Data excerpts ->

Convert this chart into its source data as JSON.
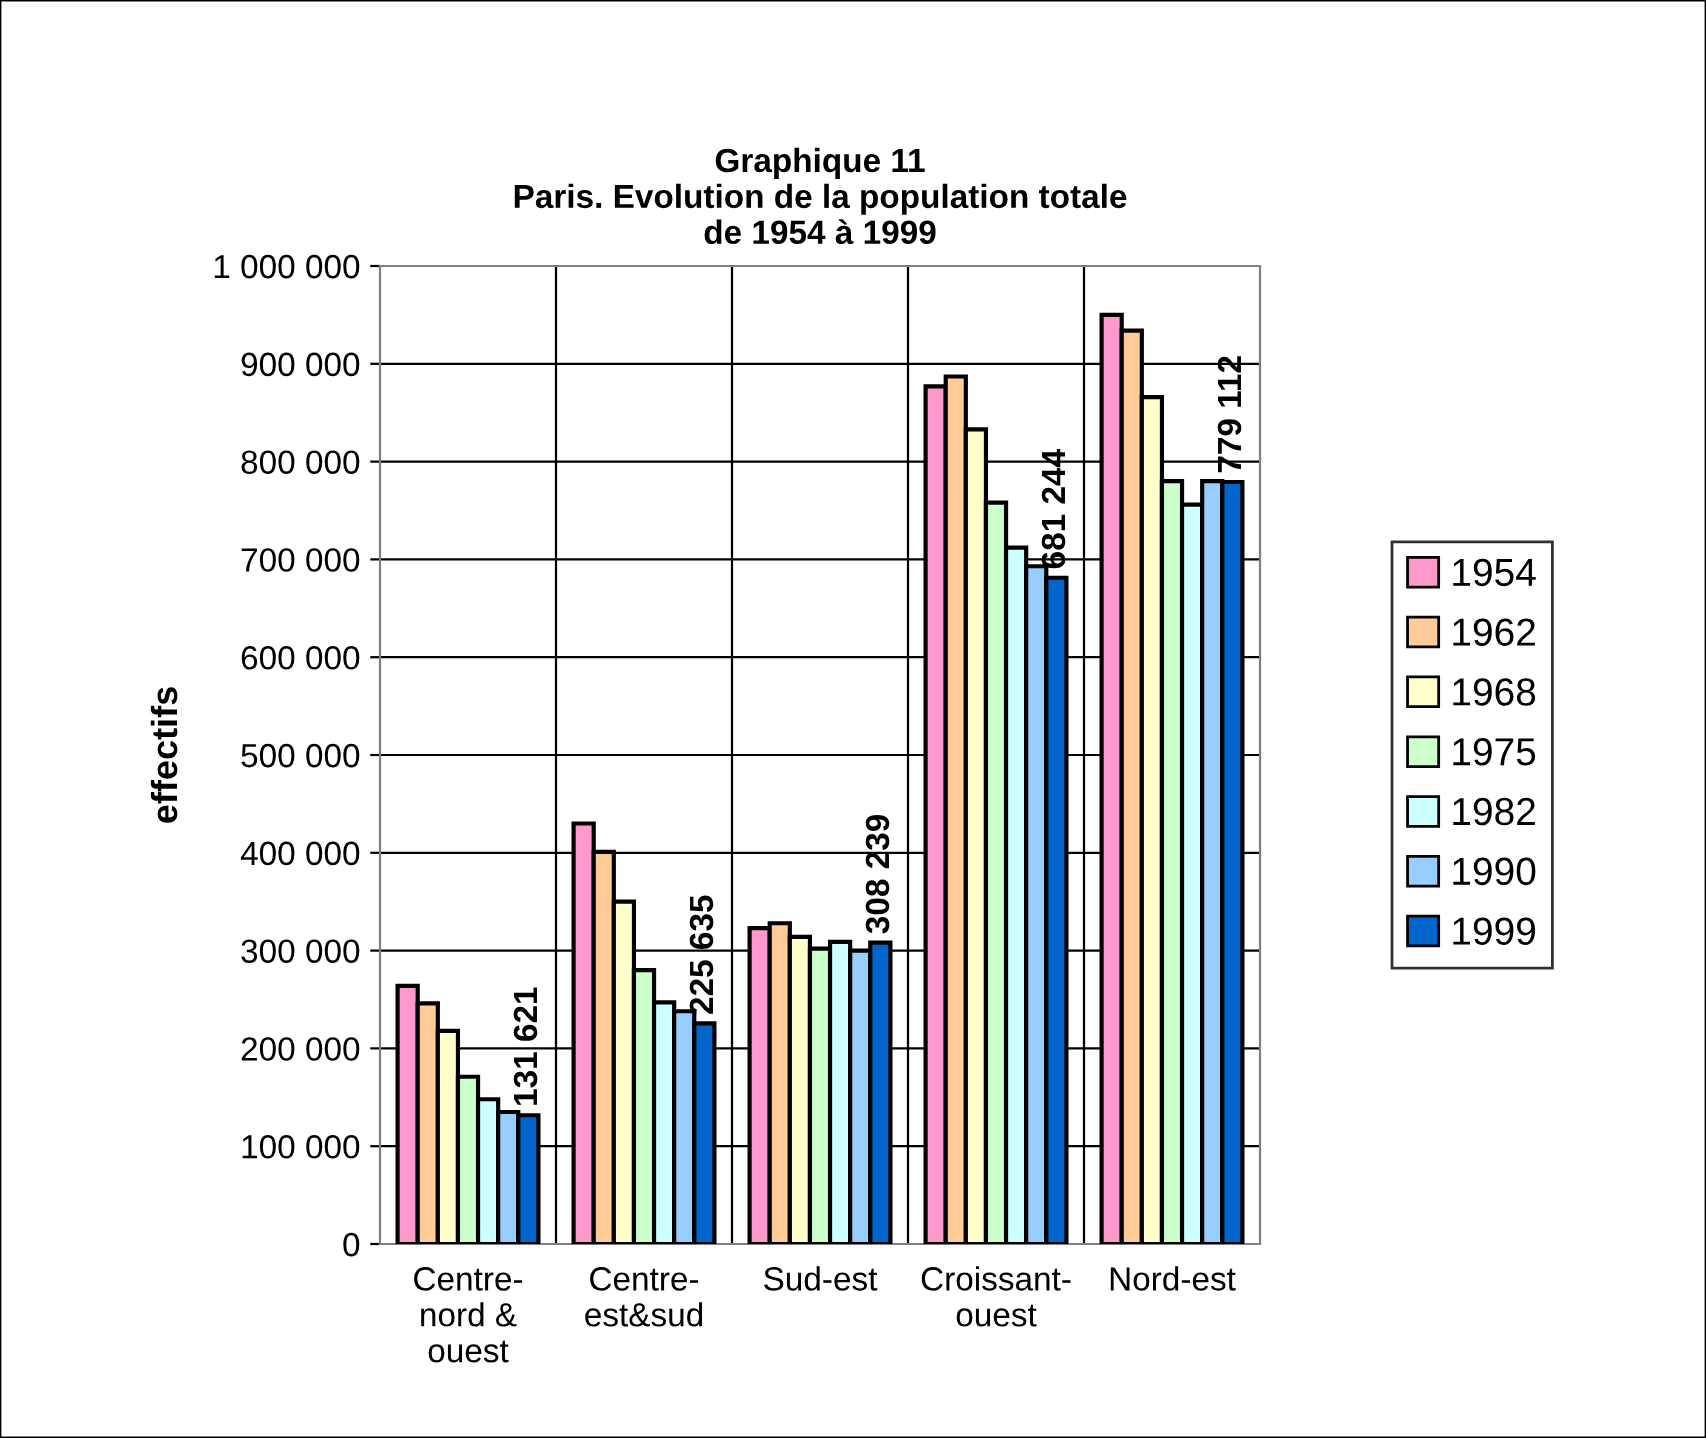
{
  "chart_data": {
    "type": "bar",
    "title": "Graphique 11\nParis. Evolution de la population totale\nde 1954 à 1999",
    "ylabel": "effectifs",
    "categories": [
      "Centre-\nnord &\nouest",
      "Centre-\nest&sud",
      "Sud-est",
      "Croissant-\nouest",
      "Nord-est"
    ],
    "series": [
      {
        "name": "1954",
        "color": "#ff99cc",
        "values": [
          264000,
          430000,
          323000,
          877000,
          950000
        ]
      },
      {
        "name": "1962",
        "color": "#ffcc99",
        "values": [
          246000,
          401000,
          328000,
          887000,
          934000
        ]
      },
      {
        "name": "1968",
        "color": "#ffffcc",
        "values": [
          218000,
          350000,
          314000,
          833000,
          866000
        ]
      },
      {
        "name": "1975",
        "color": "#ccffcc",
        "values": [
          171000,
          280000,
          302000,
          758000,
          780000
        ]
      },
      {
        "name": "1982",
        "color": "#ccffff",
        "values": [
          148000,
          247000,
          309000,
          712000,
          756000
        ]
      },
      {
        "name": "1990",
        "color": "#99ccff",
        "values": [
          135000,
          238000,
          300000,
          693000,
          780000
        ]
      },
      {
        "name": "1999",
        "color": "#0066cc",
        "values": [
          131621,
          225635,
          308239,
          681244,
          779112
        ],
        "value_labels": [
          "131 621",
          "225 635",
          "308 239",
          "681 244",
          "779 112"
        ]
      }
    ],
    "ylim": [
      0,
      1000000
    ],
    "yticks": [
      0,
      {
        "value": 100000,
        "label": "100 000"
      },
      {
        "value": 200000,
        "label": "200 000"
      },
      {
        "value": 300000,
        "label": "300 000"
      },
      {
        "value": 400000,
        "label": "400 000"
      },
      {
        "value": 500000,
        "label": "500 000"
      },
      {
        "value": 600000,
        "label": "600 000"
      },
      {
        "value": 700000,
        "label": "700 000"
      },
      {
        "value": 800000,
        "label": "800 000"
      },
      {
        "value": 900000,
        "label": "900 000"
      },
      {
        "value": 1000000,
        "label": "1 000 000"
      }
    ],
    "grid": true,
    "legend": "right"
  }
}
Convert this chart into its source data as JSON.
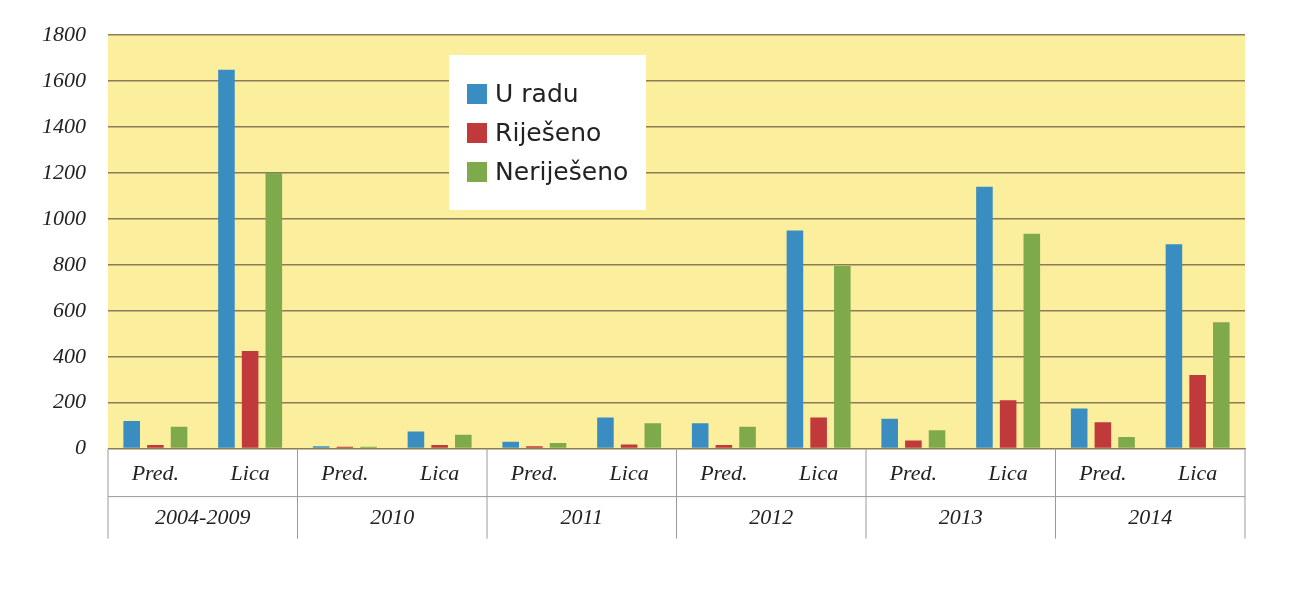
{
  "chart_data": {
    "type": "bar",
    "categories": [
      "Pred.",
      "Lica",
      "Pred.",
      "Lica",
      "Pred.",
      "Lica",
      "Pred.",
      "Lica",
      "Pred.",
      "Lica",
      "Pred.",
      "Lica"
    ],
    "series": [
      {
        "name": "U radu",
        "color": "#3a8dc1",
        "values": [
          120,
          1650,
          10,
          75,
          30,
          135,
          110,
          950,
          130,
          1140,
          175,
          890
        ]
      },
      {
        "name": "Riješeno",
        "color": "#c0393b",
        "values": [
          16,
          425,
          8,
          16,
          10,
          18,
          16,
          135,
          35,
          210,
          115,
          320
        ]
      },
      {
        "name": "Neriješeno",
        "color": "#7faa4b",
        "values": [
          95,
          1200,
          8,
          60,
          24,
          110,
          95,
          795,
          80,
          935,
          50,
          550
        ]
      }
    ],
    "annotations": [
      "2004-2009",
      "2010",
      "2011",
      "2012",
      "2013",
      "2014"
    ],
    "ylim": [
      0,
      1800
    ],
    "yticks": [
      0,
      200,
      400,
      600,
      800,
      1000,
      1200,
      1400,
      1600,
      1800
    ],
    "grid": "y",
    "legend": "top left"
  }
}
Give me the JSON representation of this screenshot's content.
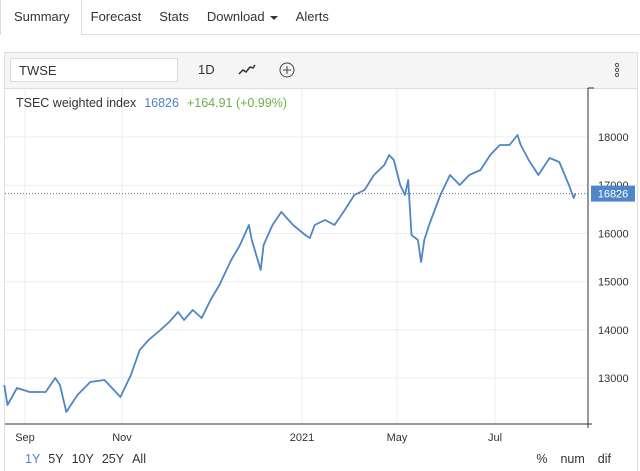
{
  "tabs": [
    {
      "label": "Summary",
      "active": true
    },
    {
      "label": "Forecast"
    },
    {
      "label": "Stats"
    },
    {
      "label": "Download",
      "dropdown": true
    },
    {
      "label": "Alerts"
    }
  ],
  "toolbar": {
    "symbol": "TWSE",
    "interval": "1D",
    "chart_type_icon": "line-chart-icon",
    "add_icon": "plus-circle-icon",
    "menu_icon": "vertical-dots-icon"
  },
  "legend": {
    "name": "TSEC weighted index",
    "price": "16826",
    "change": "+164.91 (+0.99%)"
  },
  "ranges": [
    "1Y",
    "5Y",
    "10Y",
    "25Y",
    "All"
  ],
  "active_range": "1Y",
  "modes": [
    "%",
    "num",
    "dif"
  ],
  "colors": {
    "line": "#4e86c6",
    "change": "#6ab04c",
    "price_label_bg": "#4e86c6"
  },
  "chart_data": {
    "type": "line",
    "title": "TSEC weighted index",
    "x_ticks": [
      {
        "date": "2020-09-01",
        "label": "Sep"
      },
      {
        "date": "2020-11-01",
        "label": "Nov"
      },
      {
        "date": "2021-01-01",
        "label": "2021"
      },
      {
        "date": "2021-05-01",
        "label": "May"
      },
      {
        "date": "2021-07-01",
        "label": "Jul"
      }
    ],
    "y_ticks": [
      13000,
      14000,
      15000,
      16000,
      17000,
      18000
    ],
    "ylim": [
      12045,
      19017
    ],
    "grid": true,
    "current_value": 16826,
    "series": [
      {
        "points": [
          [
            "2020-08-19",
            12855
          ],
          [
            "2020-08-21",
            12439
          ],
          [
            "2020-08-27",
            12792
          ],
          [
            "2020-09-04",
            12709
          ],
          [
            "2020-09-14",
            12709
          ],
          [
            "2020-09-20",
            13000
          ],
          [
            "2020-09-23",
            12854
          ],
          [
            "2020-09-27",
            12294
          ],
          [
            "2020-10-04",
            12647
          ],
          [
            "2020-10-12",
            12916
          ],
          [
            "2020-10-21",
            12958
          ],
          [
            "2020-10-31",
            12605
          ],
          [
            "2020-11-04",
            13062
          ],
          [
            "2020-11-07",
            13581
          ],
          [
            "2020-11-10",
            13789
          ],
          [
            "2020-11-14",
            13996
          ],
          [
            "2020-11-17",
            14161
          ],
          [
            "2020-11-20",
            14369
          ],
          [
            "2020-11-22",
            14203
          ],
          [
            "2020-11-25",
            14410
          ],
          [
            "2020-11-28",
            14244
          ],
          [
            "2020-12-01",
            14618
          ],
          [
            "2020-12-04",
            14929
          ],
          [
            "2020-12-08",
            15448
          ],
          [
            "2020-12-11",
            15759
          ],
          [
            "2020-12-14",
            16174
          ],
          [
            "2020-12-15",
            15863
          ],
          [
            "2020-12-18",
            15240
          ],
          [
            "2020-12-19",
            15759
          ],
          [
            "2020-12-22",
            16174
          ],
          [
            "2020-12-25",
            16444
          ],
          [
            "2020-12-29",
            16174
          ],
          [
            "2021-01-05",
            15967
          ],
          [
            "2021-01-11",
            15904
          ],
          [
            "2021-01-17",
            16174
          ],
          [
            "2021-01-30",
            16278
          ],
          [
            "2021-02-11",
            16174
          ],
          [
            "2021-02-24",
            16485
          ],
          [
            "2021-03-08",
            16796
          ],
          [
            "2021-03-21",
            16900
          ],
          [
            "2021-04-02",
            17212
          ],
          [
            "2021-04-15",
            17419
          ],
          [
            "2021-04-21",
            17627
          ],
          [
            "2021-04-27",
            17523
          ],
          [
            "2021-05-03",
            17004
          ],
          [
            "2021-05-06",
            16796
          ],
          [
            "2021-05-08",
            17108
          ],
          [
            "2021-05-10",
            15967
          ],
          [
            "2021-05-14",
            15863
          ],
          [
            "2021-05-16",
            15406
          ],
          [
            "2021-05-18",
            15863
          ],
          [
            "2021-05-21",
            16174
          ],
          [
            "2021-05-28",
            16796
          ],
          [
            "2021-06-03",
            17212
          ],
          [
            "2021-06-09",
            17004
          ],
          [
            "2021-06-15",
            17212
          ],
          [
            "2021-06-22",
            17315
          ],
          [
            "2021-06-28",
            17627
          ],
          [
            "2021-07-04",
            17834
          ],
          [
            "2021-07-10",
            17834
          ],
          [
            "2021-07-15",
            18041
          ],
          [
            "2021-07-17",
            17834
          ],
          [
            "2021-07-22",
            17523
          ],
          [
            "2021-07-28",
            17212
          ],
          [
            "2021-08-04",
            17564
          ],
          [
            "2021-08-10",
            17481
          ],
          [
            "2021-08-16",
            17004
          ],
          [
            "2021-08-19",
            16734
          ],
          [
            "2021-08-20",
            16826
          ]
        ]
      }
    ]
  }
}
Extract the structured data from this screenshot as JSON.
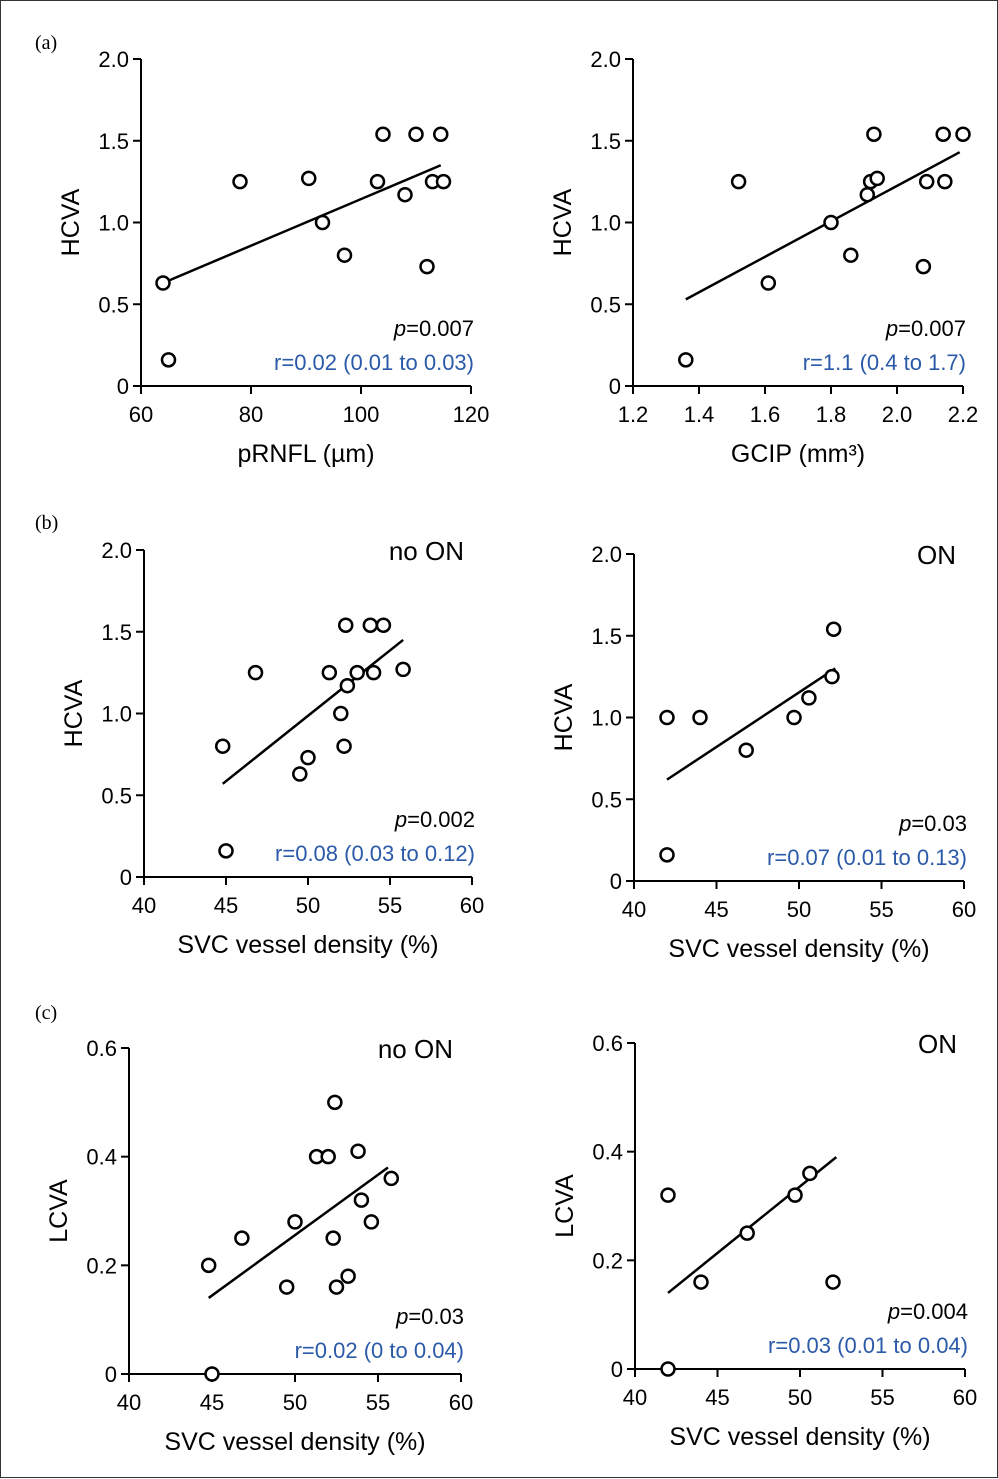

Problem to work on -> Go through the records and copy each line with "index" in it.

Final result ->
    "name": "TSEC weighted index",
    "title": "TSEC weighted index",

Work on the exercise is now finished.